## Written task
State only the number of lines that contain the string "phase".

## Source data
— begin —

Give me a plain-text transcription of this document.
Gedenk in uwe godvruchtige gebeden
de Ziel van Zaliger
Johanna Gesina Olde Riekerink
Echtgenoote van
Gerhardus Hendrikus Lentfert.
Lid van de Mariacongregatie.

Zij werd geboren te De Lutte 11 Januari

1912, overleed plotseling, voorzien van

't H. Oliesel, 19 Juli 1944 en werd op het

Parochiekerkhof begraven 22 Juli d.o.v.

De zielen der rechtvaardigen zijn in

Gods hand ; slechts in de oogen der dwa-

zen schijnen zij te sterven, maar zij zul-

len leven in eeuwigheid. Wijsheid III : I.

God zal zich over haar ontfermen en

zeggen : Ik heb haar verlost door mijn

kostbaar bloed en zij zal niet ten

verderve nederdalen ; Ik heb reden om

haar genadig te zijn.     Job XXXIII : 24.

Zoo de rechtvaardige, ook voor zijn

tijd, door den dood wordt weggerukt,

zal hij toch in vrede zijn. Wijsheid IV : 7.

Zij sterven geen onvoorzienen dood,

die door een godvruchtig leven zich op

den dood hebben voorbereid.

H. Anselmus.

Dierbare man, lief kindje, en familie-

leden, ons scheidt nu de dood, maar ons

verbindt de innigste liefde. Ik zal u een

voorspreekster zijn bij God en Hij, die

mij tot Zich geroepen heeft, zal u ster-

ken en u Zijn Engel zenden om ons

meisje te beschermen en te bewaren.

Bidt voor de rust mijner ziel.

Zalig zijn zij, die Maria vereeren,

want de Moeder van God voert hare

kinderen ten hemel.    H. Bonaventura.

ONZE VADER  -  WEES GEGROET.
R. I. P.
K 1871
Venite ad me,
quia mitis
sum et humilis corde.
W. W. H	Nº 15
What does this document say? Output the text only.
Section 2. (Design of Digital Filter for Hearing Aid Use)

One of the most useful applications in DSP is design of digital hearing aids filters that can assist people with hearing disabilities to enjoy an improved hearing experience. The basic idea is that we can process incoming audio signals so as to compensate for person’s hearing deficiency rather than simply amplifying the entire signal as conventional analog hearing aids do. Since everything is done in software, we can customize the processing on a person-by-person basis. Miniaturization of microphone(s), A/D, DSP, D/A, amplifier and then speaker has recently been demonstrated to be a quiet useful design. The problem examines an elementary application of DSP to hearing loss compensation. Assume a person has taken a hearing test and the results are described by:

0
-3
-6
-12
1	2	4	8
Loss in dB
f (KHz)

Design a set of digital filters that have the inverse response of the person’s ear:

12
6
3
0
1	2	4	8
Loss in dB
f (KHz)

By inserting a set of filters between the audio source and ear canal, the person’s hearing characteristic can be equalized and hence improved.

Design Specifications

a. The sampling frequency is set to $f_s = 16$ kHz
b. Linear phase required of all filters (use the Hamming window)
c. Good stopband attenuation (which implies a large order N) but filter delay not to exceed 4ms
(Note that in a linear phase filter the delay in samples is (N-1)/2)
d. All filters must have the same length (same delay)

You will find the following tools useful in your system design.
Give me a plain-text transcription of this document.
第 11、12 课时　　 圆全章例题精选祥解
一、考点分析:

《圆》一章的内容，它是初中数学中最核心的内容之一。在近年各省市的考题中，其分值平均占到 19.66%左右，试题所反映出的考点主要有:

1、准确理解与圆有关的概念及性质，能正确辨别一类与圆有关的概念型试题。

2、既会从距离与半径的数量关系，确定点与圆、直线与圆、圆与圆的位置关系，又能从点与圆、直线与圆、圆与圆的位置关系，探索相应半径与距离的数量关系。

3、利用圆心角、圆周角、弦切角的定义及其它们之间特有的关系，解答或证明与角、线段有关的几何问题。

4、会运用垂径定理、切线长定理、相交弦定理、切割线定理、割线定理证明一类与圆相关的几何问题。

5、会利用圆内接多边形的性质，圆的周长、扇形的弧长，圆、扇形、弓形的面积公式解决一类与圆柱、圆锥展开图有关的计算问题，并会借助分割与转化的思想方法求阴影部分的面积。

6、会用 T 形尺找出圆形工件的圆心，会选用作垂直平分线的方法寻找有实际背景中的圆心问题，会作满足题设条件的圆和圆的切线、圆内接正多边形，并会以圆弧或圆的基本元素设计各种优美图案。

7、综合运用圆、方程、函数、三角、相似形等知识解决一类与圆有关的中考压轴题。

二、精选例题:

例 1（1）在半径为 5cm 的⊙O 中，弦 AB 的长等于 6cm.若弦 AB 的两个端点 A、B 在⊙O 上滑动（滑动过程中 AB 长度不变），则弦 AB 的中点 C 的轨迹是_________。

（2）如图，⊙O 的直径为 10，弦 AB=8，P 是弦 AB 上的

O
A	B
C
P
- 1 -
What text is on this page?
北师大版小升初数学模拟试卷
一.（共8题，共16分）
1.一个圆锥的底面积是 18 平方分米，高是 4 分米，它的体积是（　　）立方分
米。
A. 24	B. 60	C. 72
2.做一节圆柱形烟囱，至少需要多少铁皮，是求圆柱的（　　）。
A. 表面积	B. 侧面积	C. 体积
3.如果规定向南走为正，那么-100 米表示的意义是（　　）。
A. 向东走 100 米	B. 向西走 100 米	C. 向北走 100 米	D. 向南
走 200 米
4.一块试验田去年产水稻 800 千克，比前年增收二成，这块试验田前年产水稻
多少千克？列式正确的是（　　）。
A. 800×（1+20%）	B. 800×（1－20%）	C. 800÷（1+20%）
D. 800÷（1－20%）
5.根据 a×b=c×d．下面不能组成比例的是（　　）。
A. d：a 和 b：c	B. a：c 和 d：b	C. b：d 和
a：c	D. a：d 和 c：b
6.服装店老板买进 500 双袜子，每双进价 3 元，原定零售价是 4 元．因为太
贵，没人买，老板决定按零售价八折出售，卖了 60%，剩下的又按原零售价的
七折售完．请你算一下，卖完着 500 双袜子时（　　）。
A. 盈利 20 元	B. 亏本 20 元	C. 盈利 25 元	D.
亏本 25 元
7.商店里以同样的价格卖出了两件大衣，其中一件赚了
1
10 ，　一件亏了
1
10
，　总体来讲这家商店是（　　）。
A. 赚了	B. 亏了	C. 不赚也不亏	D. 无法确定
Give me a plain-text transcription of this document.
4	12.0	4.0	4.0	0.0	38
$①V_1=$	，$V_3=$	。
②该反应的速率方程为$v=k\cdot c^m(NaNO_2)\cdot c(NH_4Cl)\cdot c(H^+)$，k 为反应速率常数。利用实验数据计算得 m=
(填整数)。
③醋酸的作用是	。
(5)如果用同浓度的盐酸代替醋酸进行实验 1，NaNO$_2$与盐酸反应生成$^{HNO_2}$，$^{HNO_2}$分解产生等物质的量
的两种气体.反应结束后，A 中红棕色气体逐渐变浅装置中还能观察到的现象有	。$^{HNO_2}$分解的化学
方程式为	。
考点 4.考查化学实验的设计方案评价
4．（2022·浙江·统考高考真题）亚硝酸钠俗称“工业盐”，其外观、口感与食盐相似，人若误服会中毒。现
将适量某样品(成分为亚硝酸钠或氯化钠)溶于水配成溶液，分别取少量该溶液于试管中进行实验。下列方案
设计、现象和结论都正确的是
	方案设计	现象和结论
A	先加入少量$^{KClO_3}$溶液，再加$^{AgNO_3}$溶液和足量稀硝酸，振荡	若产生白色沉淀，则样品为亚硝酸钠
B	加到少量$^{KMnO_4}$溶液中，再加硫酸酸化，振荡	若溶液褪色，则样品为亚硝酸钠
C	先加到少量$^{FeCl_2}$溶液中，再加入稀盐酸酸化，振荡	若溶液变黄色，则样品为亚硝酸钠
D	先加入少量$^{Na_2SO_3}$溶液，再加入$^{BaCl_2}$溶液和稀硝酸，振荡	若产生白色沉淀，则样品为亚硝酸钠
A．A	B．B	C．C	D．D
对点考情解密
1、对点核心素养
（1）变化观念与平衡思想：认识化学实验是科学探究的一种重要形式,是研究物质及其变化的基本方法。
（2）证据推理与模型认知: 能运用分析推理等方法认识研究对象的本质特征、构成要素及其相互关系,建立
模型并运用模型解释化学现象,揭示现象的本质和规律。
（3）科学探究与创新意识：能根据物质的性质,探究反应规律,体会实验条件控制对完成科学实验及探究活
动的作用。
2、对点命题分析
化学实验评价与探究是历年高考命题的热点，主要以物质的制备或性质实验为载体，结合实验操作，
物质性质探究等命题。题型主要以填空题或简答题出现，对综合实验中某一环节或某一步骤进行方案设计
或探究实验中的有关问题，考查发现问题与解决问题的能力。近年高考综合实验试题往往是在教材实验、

— end —

## Result of the task
2